▶ [Work required]: Transcribe each of the records below exactly, excluding all pictures.

▶ [Stored rows]:
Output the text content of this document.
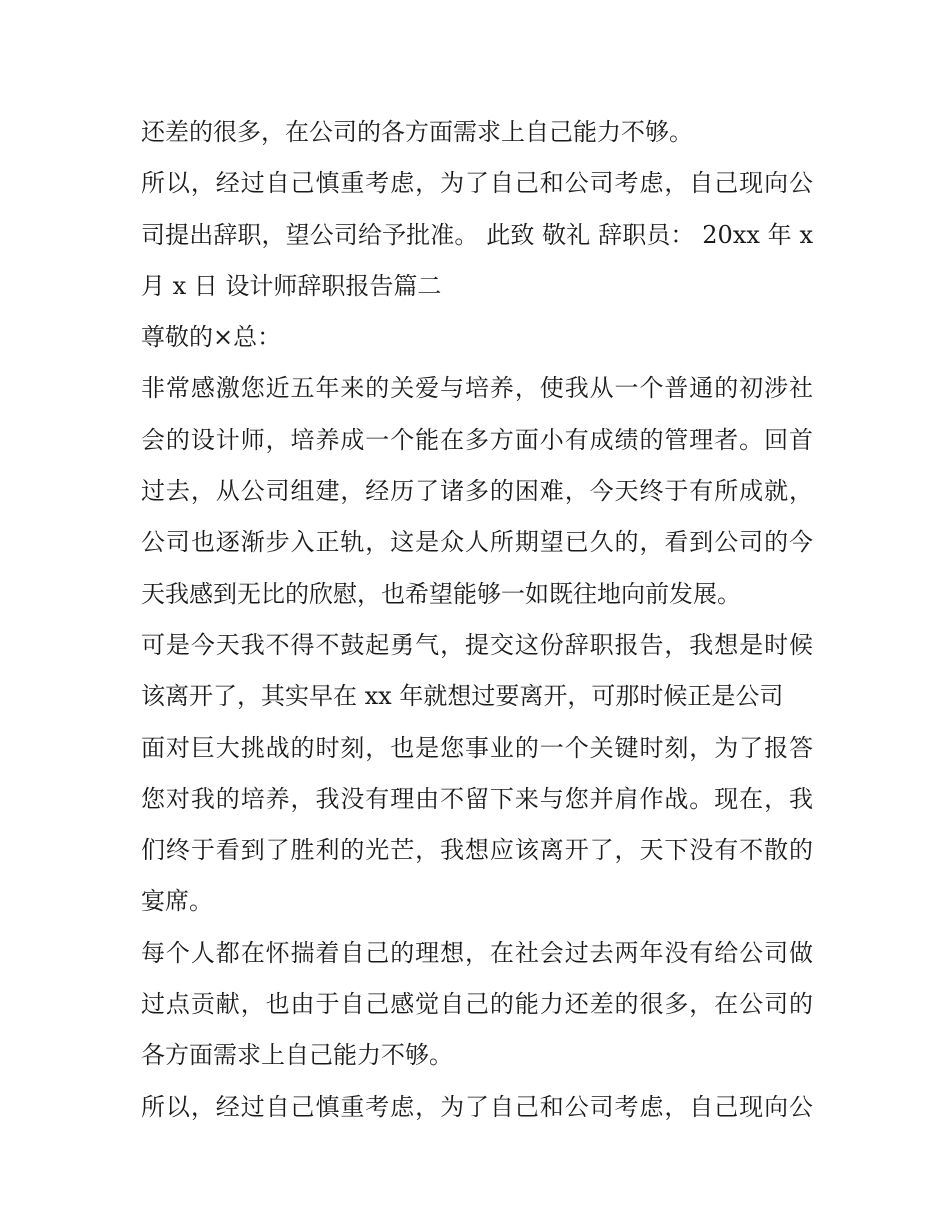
还差的很多，在公司的各方面需求上自己能力不够。
所以，经过自己慎重考虑，为了自己和公司考虑，自己现向公
司提出辞职，望公司给予批准。 此致 敬礼 辞职员： 20xx 年 x
月 x 日 设计师辞职报告篇二
尊敬的×总：
非常感激您近五年来的关爱与培养，使我从一个普通的初涉社
会的设计师，培养成一个能在多方面小有成绩的管理者。回首
过去，从公司组建，经历了诸多的困难，今天终于有所成就，
公司也逐渐步入正轨，这是众人所期望已久的，看到公司的今
天我感到无比的欣慰，也希望能够一如既往地向前发展。
可是今天我不得不鼓起勇气，提交这份辞职报告，我想是时候
该离开了，其实早在 xx 年就想过要离开，可那时候正是公司
面对巨大挑战的时刻，也是您事业的一个关键时刻，为了报答
您对我的培养，我没有理由不留下来与您并肩作战。现在，我
们终于看到了胜利的光芒，我想应该离开了，天下没有不散的
宴席。
每个人都在怀揣着自己的理想，在社会过去两年没有给公司做
过点贡献，也由于自己感觉自己的能力还差的很多，在公司的
各方面需求上自己能力不够。
所以，经过自己慎重考虑，为了自己和公司考虑，自己现向公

▶ [Final result]:
Output the text content of this document.
还差的很多，在公司的各方面需求上自己能力不够。
所以，经过自己慎重考虑，为了自己和公司考虑，自己现向公
司提出辞职，望公司给予批准。 此致 敬礼 辞职员： 20xx 年 x
月 x 日 设计师辞职报告篇二
尊敬的×总：
非常感激您近五年来的关爱与培养，使我从一个普通的初涉社
会的设计师，培养成一个能在多方面小有成绩的管理者。回首
过去，从公司组建，经历了诸多的困难，今天终于有所成就，
公司也逐渐步入正轨，这是众人所期望已久的，看到公司的今
天我感到无比的欣慰，也希望能够一如既往地向前发展。
可是今天我不得不鼓起勇气，提交这份辞职报告，我想是时候
该离开了，其实早在 xx 年就想过要离开，可那时候正是公司
面对巨大挑战的时刻，也是您事业的一个关键时刻，为了报答
您对我的培养，我没有理由不留下来与您并肩作战。现在，我
们终于看到了胜利的光芒，我想应该离开了，天下没有不散的
宴席。
每个人都在怀揣着自己的理想，在社会过去两年没有给公司做
过点贡献，也由于自己感觉自己的能力还差的很多，在公司的
各方面需求上自己能力不够。
所以，经过自己慎重考虑，为了自己和公司考虑，自己现向公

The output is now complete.